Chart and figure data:
========

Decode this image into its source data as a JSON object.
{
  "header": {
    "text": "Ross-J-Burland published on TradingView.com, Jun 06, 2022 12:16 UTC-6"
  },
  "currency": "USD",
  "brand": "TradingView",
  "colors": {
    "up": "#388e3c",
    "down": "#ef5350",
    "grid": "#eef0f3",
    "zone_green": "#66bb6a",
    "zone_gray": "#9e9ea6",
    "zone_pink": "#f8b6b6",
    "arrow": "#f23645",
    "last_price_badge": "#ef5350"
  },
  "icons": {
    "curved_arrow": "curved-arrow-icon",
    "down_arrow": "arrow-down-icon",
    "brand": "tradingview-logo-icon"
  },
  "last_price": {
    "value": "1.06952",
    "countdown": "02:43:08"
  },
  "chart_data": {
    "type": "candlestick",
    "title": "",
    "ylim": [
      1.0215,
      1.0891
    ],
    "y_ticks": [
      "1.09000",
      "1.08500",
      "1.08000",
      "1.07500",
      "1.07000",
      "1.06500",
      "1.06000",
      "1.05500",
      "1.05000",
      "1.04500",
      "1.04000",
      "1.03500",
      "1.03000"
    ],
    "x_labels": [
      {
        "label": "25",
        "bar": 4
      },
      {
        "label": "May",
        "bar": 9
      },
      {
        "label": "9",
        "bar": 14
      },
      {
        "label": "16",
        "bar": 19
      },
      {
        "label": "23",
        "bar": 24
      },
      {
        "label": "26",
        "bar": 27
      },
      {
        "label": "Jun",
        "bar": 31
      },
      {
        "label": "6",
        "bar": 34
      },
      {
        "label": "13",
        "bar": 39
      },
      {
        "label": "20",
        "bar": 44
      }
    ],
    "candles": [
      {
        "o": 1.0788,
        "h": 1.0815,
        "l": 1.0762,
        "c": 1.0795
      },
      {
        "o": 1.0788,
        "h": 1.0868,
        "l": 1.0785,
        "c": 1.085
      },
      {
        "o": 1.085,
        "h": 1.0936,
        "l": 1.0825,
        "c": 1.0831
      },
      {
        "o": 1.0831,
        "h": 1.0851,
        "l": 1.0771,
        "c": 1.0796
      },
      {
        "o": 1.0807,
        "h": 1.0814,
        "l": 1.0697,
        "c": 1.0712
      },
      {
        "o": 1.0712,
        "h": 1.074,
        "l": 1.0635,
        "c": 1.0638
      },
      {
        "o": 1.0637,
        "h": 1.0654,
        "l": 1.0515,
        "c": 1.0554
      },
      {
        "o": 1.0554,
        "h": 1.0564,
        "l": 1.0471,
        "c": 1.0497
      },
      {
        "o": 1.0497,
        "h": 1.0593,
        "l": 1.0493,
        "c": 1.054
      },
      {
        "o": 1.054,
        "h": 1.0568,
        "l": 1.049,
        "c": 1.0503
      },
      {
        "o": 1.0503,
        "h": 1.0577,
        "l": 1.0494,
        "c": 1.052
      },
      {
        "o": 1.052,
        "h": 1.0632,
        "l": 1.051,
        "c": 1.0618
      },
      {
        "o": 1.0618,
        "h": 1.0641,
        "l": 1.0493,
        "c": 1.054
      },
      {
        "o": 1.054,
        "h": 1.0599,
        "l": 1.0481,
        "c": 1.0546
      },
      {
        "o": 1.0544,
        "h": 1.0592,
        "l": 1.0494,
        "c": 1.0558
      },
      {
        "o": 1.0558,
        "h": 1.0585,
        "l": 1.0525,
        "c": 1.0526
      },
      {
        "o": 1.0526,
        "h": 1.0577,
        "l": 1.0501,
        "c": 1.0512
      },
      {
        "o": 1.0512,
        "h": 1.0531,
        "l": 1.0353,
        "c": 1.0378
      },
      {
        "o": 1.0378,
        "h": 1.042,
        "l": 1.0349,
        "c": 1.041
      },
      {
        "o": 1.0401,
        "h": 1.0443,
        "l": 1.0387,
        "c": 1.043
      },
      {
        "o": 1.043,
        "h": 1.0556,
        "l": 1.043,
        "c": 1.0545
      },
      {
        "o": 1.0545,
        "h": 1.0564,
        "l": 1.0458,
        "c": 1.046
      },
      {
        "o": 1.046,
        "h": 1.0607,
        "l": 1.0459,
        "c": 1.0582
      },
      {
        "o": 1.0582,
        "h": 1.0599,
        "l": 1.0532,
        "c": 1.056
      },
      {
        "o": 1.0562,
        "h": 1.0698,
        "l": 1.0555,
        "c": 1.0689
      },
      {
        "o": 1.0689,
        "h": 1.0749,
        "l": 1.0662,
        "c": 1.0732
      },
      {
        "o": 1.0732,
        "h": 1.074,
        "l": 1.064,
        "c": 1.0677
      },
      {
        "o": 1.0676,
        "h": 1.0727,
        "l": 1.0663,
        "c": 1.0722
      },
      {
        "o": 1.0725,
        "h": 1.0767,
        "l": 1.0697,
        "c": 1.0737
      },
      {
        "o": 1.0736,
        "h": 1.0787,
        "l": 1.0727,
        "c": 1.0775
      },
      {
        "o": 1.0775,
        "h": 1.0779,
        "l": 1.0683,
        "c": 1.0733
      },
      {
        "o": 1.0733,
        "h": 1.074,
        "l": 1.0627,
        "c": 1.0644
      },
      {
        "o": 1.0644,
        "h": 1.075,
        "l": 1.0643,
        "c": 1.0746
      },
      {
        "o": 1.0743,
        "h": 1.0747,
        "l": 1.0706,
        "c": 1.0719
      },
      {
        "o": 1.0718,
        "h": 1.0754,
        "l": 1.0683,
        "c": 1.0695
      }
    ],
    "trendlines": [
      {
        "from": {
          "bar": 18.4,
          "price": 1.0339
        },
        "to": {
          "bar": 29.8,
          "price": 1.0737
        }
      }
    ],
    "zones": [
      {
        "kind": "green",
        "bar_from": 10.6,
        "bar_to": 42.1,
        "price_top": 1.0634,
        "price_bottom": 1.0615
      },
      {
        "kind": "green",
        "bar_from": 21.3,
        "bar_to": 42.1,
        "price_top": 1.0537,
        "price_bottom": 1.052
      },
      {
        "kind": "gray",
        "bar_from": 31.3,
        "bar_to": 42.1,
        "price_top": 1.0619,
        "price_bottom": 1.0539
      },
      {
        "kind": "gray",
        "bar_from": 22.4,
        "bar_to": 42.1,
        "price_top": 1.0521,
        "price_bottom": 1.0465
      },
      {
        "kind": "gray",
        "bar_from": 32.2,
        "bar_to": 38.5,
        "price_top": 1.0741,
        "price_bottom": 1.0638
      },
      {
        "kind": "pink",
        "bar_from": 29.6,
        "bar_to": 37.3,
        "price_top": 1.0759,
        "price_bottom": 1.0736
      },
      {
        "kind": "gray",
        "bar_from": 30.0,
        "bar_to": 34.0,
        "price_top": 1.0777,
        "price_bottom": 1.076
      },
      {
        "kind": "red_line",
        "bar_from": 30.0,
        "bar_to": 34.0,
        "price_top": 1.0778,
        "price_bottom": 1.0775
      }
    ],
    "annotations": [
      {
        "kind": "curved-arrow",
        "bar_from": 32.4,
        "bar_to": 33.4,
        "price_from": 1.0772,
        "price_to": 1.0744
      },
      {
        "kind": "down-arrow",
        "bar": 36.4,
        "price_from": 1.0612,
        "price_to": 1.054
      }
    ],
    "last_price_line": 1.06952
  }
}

========

Each record should come back exactly as written.

SOLUTION TO THIS TASK:
Decode this image into its source data as a JSON object.
{
  "header": {
    "text": "Ross-J-Burland published on TradingView.com, Jun 06, 2022 12:16 UTC-6"
  },
  "currency": "USD",
  "brand": "TradingView",
  "colors": {
    "up": "#388e3c",
    "down": "#ef5350",
    "grid": "#eef0f3",
    "zone_green": "#66bb6a",
    "zone_gray": "#9e9ea6",
    "zone_pink": "#f8b6b6",
    "arrow": "#f23645",
    "last_price_badge": "#ef5350"
  },
  "icons": {
    "curved_arrow": "curved-arrow-icon",
    "down_arrow": "arrow-down-icon",
    "brand": "tradingview-logo-icon"
  },
  "last_price": {
    "value": "1.06952",
    "countdown": "02:43:08"
  },
  "chart_data": {
    "type": "candlestick",
    "title": "",
    "ylim": [
      1.0215,
      1.0891
    ],
    "y_ticks": [
      "1.09000",
      "1.08500",
      "1.08000",
      "1.07500",
      "1.07000",
      "1.06500",
      "1.06000",
      "1.05500",
      "1.05000",
      "1.04500",
      "1.04000",
      "1.03500",
      "1.03000"
    ],
    "x_labels": [
      {
        "label": "25",
        "bar": 4
      },
      {
        "label": "May",
        "bar": 9
      },
      {
        "label": "9",
        "bar": 14
      },
      {
        "label": "16",
        "bar": 19
      },
      {
        "label": "23",
        "bar": 24
      },
      {
        "label": "26",
        "bar": 27
      },
      {
        "label": "Jun",
        "bar": 31
      },
      {
        "label": "6",
        "bar": 34
      },
      {
        "label": "13",
        "bar": 39
      },
      {
        "label": "20",
        "bar": 44
      }
    ],
    "candles": [
      {
        "o": 1.0788,
        "h": 1.0815,
        "l": 1.0762,
        "c": 1.0795
      },
      {
        "o": 1.0788,
        "h": 1.0868,
        "l": 1.0785,
        "c": 1.085
      },
      {
        "o": 1.085,
        "h": 1.0936,
        "l": 1.0825,
        "c": 1.0831
      },
      {
        "o": 1.0831,
        "h": 1.0851,
        "l": 1.0771,
        "c": 1.0796
      },
      {
        "o": 1.0807,
        "h": 1.0814,
        "l": 1.0697,
        "c": 1.0712
      },
      {
        "o": 1.0712,
        "h": 1.074,
        "l": 1.0635,
        "c": 1.0638
      },
      {
        "o": 1.0637,
        "h": 1.0654,
        "l": 1.0515,
        "c": 1.0554
      },
      {
        "o": 1.0554,
        "h": 1.0564,
        "l": 1.0471,
        "c": 1.0497
      },
      {
        "o": 1.0497,
        "h": 1.0593,
        "l": 1.0493,
        "c": 1.054
      },
      {
        "o": 1.054,
        "h": 1.0568,
        "l": 1.049,
        "c": 1.0503
      },
      {
        "o": 1.0503,
        "h": 1.0577,
        "l": 1.0494,
        "c": 1.052
      },
      {
        "o": 1.052,
        "h": 1.0632,
        "l": 1.051,
        "c": 1.0618
      },
      {
        "o": 1.0618,
        "h": 1.0641,
        "l": 1.0493,
        "c": 1.054
      },
      {
        "o": 1.054,
        "h": 1.0599,
        "l": 1.0481,
        "c": 1.0546
      },
      {
        "o": 1.0544,
        "h": 1.0592,
        "l": 1.0494,
        "c": 1.0558
      },
      {
        "o": 1.0558,
        "h": 1.0585,
        "l": 1.0525,
        "c": 1.0526
      },
      {
        "o": 1.0526,
        "h": 1.0577,
        "l": 1.0501,
        "c": 1.0512
      },
      {
        "o": 1.0512,
        "h": 1.0531,
        "l": 1.0353,
        "c": 1.0378
      },
      {
        "o": 1.0378,
        "h": 1.042,
        "l": 1.0349,
        "c": 1.041
      },
      {
        "o": 1.0401,
        "h": 1.0443,
        "l": 1.0387,
        "c": 1.043
      },
      {
        "o": 1.043,
        "h": 1.0556,
        "l": 1.043,
        "c": 1.0545
      },
      {
        "o": 1.0545,
        "h": 1.0564,
        "l": 1.0458,
        "c": 1.046
      },
      {
        "o": 1.046,
        "h": 1.0607,
        "l": 1.0459,
        "c": 1.0582
      },
      {
        "o": 1.0582,
        "h": 1.0599,
        "l": 1.0532,
        "c": 1.056
      },
      {
        "o": 1.0562,
        "h": 1.0698,
        "l": 1.0555,
        "c": 1.0689
      },
      {
        "o": 1.0689,
        "h": 1.0749,
        "l": 1.0662,
        "c": 1.0732
      },
      {
        "o": 1.0732,
        "h": 1.074,
        "l": 1.064,
        "c": 1.0677
      },
      {
        "o": 1.0676,
        "h": 1.0727,
        "l": 1.0663,
        "c": 1.0722
      },
      {
        "o": 1.0725,
        "h": 1.0767,
        "l": 1.0697,
        "c": 1.0737
      },
      {
        "o": 1.0736,
        "h": 1.0787,
        "l": 1.0727,
        "c": 1.0775
      },
      {
        "o": 1.0775,
        "h": 1.0779,
        "l": 1.0683,
        "c": 1.0733
      },
      {
        "o": 1.0733,
        "h": 1.074,
        "l": 1.0627,
        "c": 1.0644
      },
      {
        "o": 1.0644,
        "h": 1.075,
        "l": 1.0643,
        "c": 1.0746
      },
      {
        "o": 1.0743,
        "h": 1.0747,
        "l": 1.0706,
        "c": 1.0719
      },
      {
        "o": 1.0718,
        "h": 1.0754,
        "l": 1.0683,
        "c": 1.0695
      }
    ],
    "trendlines": [
      {
        "from": {
          "bar": 18.4,
          "price": 1.0339
        },
        "to": {
          "bar": 29.8,
          "price": 1.0737
        }
      }
    ],
    "zones": [
      {
        "kind": "green",
        "bar_from": 10.6,
        "bar_to": 42.1,
        "price_top": 1.0634,
        "price_bottom": 1.0615
      },
      {
        "kind": "green",
        "bar_from": 21.3,
        "bar_to": 42.1,
        "price_top": 1.0537,
        "price_bottom": 1.052
      },
      {
        "kind": "gray",
        "bar_from": 31.3,
        "bar_to": 42.1,
        "price_top": 1.0619,
        "price_bottom": 1.0539
      },
      {
        "kind": "gray",
        "bar_from": 22.4,
        "bar_to": 42.1,
        "price_top": 1.0521,
        "price_bottom": 1.0465
      },
      {
        "kind": "gray",
        "bar_from": 32.2,
        "bar_to": 38.5,
        "price_top": 1.0741,
        "price_bottom": 1.0638
      },
      {
        "kind": "pink",
        "bar_from": 29.6,
        "bar_to": 37.3,
        "price_top": 1.0759,
        "price_bottom": 1.0736
      },
      {
        "kind": "gray",
        "bar_from": 30.0,
        "bar_to": 34.0,
        "price_top": 1.0777,
        "price_bottom": 1.076
      },
      {
        "kind": "red_line",
        "bar_from": 30.0,
        "bar_to": 34.0,
        "price_top": 1.0778,
        "price_bottom": 1.0775
      }
    ],
    "annotations": [
      {
        "kind": "curved-arrow",
        "bar_from": 32.4,
        "bar_to": 33.4,
        "price_from": 1.0772,
        "price_to": 1.0744
      },
      {
        "kind": "down-arrow",
        "bar": 36.4,
        "price_from": 1.0612,
        "price_to": 1.054
      }
    ],
    "last_price_line": 1.06952
  }
}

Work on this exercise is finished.